**AIM**
Write the material out again exactly.

**EXERCISE MATERIAL**
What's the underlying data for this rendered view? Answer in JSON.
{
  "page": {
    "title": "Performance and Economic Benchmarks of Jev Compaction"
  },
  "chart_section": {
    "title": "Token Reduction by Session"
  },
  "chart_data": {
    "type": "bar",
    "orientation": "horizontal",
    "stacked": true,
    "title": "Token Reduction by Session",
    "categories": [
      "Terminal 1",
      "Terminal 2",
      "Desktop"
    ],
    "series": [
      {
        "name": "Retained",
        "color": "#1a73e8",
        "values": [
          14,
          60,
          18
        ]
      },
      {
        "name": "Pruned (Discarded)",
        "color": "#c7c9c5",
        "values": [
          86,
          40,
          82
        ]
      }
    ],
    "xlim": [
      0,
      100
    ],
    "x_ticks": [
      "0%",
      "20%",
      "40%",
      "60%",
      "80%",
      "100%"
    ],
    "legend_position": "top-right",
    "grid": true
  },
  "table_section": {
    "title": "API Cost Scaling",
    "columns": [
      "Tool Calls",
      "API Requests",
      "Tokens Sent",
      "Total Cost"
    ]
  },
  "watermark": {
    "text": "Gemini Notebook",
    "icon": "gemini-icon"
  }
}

**REPLY TO THE EXERCISE**
What's the underlying data for this rendered view? Answer in JSON.
{
  "page": {
    "title": "Performance and Economic Benchmarks of Jev Compaction"
  },
  "chart_section": {
    "title": "Token Reduction by Session"
  },
  "chart_data": {
    "type": "bar",
    "orientation": "horizontal",
    "stacked": true,
    "title": "Token Reduction by Session",
    "categories": [
      "Terminal 1",
      "Terminal 2",
      "Desktop"
    ],
    "series": [
      {
        "name": "Retained",
        "color": "#1a73e8",
        "values": [
          14,
          60,
          18
        ]
      },
      {
        "name": "Pruned (Discarded)",
        "color": "#c7c9c5",
        "values": [
          86,
          40,
          82
        ]
      }
    ],
    "xlim": [
      0,
      100
    ],
    "x_ticks": [
      "0%",
      "20%",
      "40%",
      "60%",
      "80%",
      "100%"
    ],
    "legend_position": "top-right",
    "grid": true
  },
  "table_section": {
    "title": "API Cost Scaling",
    "columns": [
      "Tool Calls",
      "API Requests",
      "Tokens Sent",
      "Total Cost"
    ]
  },
  "watermark": {
    "text": "Gemini Notebook",
    "icon": "gemini-icon"
  }
}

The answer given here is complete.